Set exercise
Exclude the pictures and reproduce the remaining data exactly as written.

Extracted records
---+---
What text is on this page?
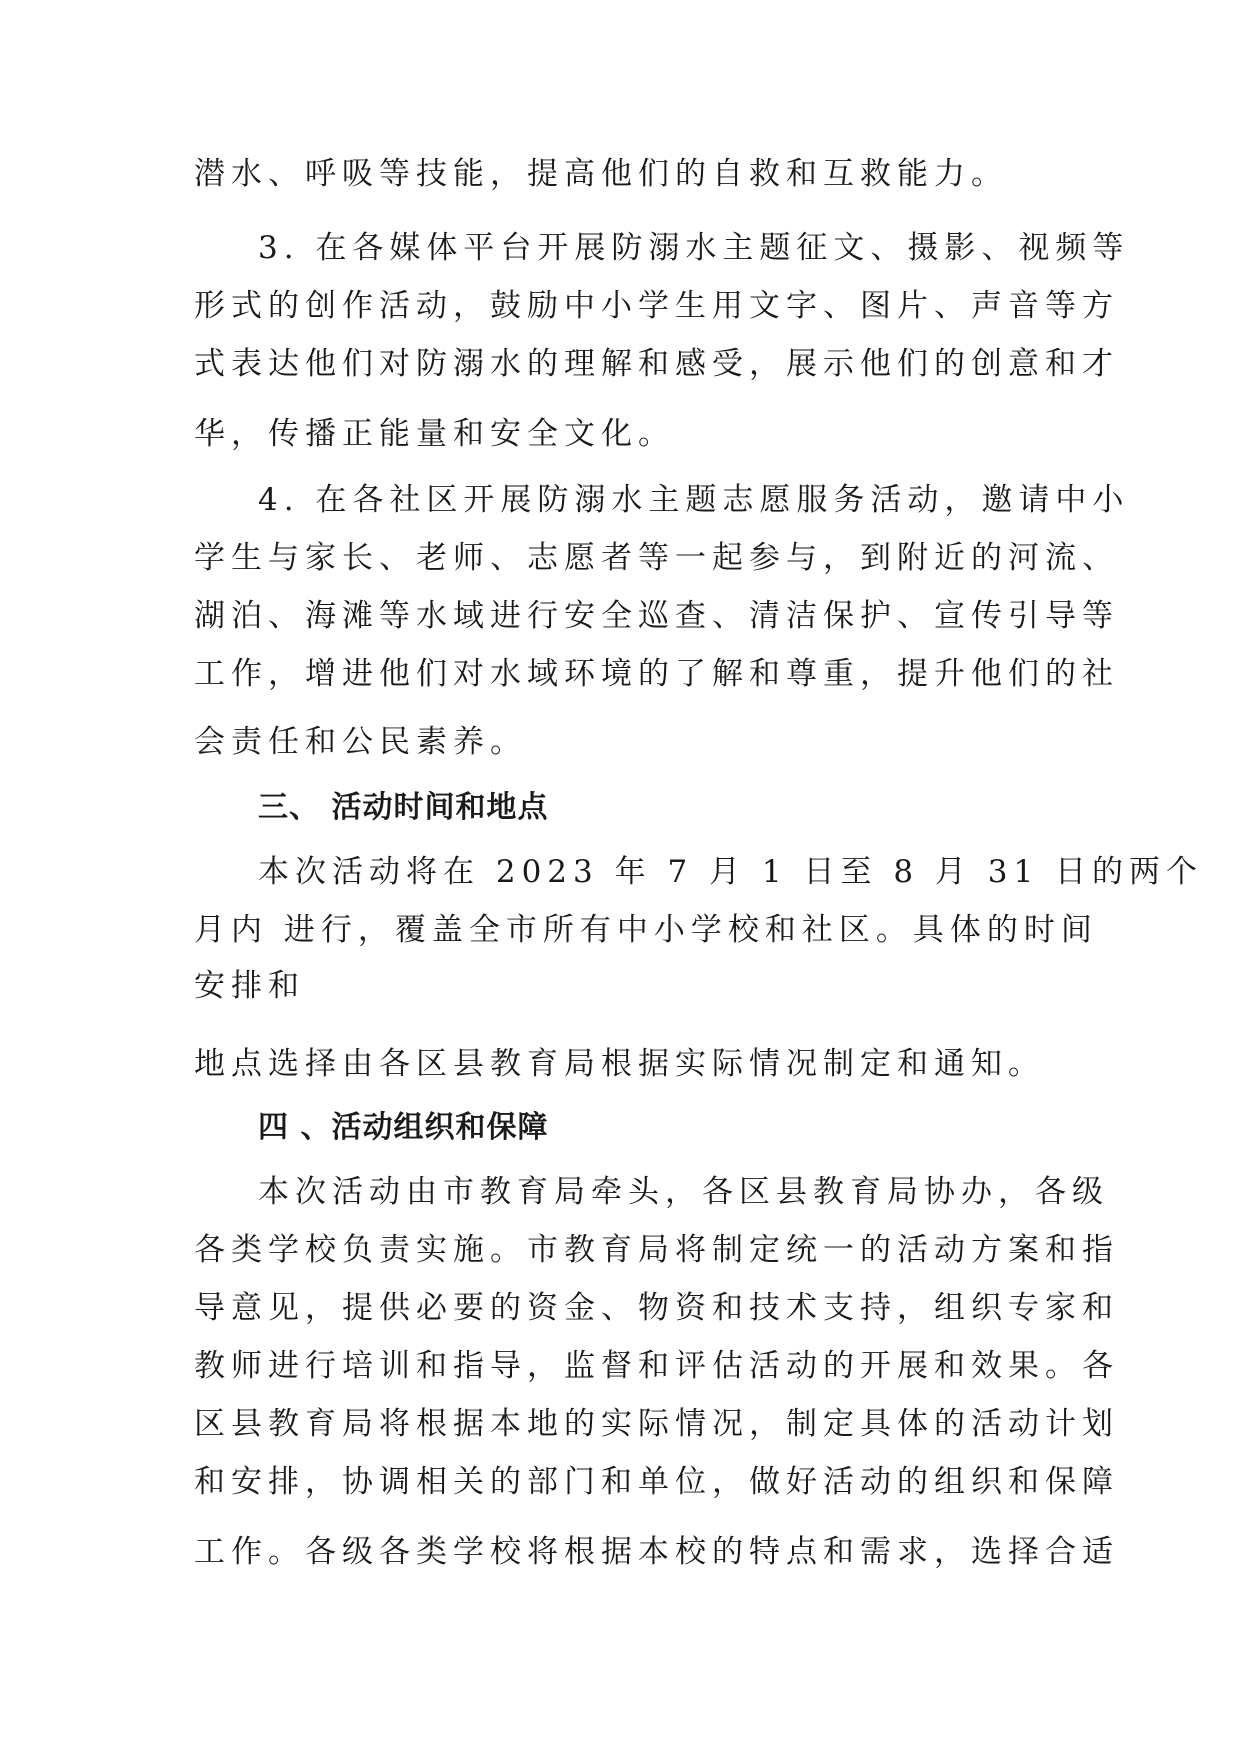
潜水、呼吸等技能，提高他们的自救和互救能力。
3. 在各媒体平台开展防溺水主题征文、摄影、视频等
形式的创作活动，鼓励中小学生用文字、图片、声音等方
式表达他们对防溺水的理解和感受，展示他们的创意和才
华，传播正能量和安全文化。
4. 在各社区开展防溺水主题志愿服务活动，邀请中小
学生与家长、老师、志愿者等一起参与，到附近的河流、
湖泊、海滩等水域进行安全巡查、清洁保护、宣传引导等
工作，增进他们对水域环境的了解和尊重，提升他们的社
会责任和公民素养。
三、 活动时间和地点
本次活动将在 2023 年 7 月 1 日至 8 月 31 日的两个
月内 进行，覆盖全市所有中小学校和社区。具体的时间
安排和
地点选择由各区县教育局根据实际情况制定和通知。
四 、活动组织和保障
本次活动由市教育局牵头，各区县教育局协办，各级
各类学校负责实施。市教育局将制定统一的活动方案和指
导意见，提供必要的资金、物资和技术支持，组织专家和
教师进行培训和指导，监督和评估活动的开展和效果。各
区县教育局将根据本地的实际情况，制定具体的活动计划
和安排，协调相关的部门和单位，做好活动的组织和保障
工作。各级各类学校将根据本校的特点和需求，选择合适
---+---
Reply to the task
What text is on this page?
潜水、呼吸等技能，提高他们的自救和互救能力。
3. 在各媒体平台开展防溺水主题征文、摄影、视频等
形式的创作活动，鼓励中小学生用文字、图片、声音等方
式表达他们对防溺水的理解和感受，展示他们的创意和才
华，传播正能量和安全文化。
4. 在各社区开展防溺水主题志愿服务活动，邀请中小
学生与家长、老师、志愿者等一起参与，到附近的河流、
湖泊、海滩等水域进行安全巡查、清洁保护、宣传引导等
工作，增进他们对水域环境的了解和尊重，提升他们的社
会责任和公民素养。
三、 活动时间和地点
本次活动将在 2023 年 7 月 1 日至 8 月 31 日的两个
月内 进行，覆盖全市所有中小学校和社区。具体的时间
安排和
地点选择由各区县教育局根据实际情况制定和通知。
四 、活动组织和保障
本次活动由市教育局牵头，各区县教育局协办，各级
各类学校负责实施。市教育局将制定统一的活动方案和指
导意见，提供必要的资金、物资和技术支持，组织专家和
教师进行培训和指导，监督和评估活动的开展和效果。各
区县教育局将根据本地的实际情况，制定具体的活动计划
和安排，协调相关的部门和单位，做好活动的组织和保障
工作。各级各类学校将根据本校的特点和需求，选择合适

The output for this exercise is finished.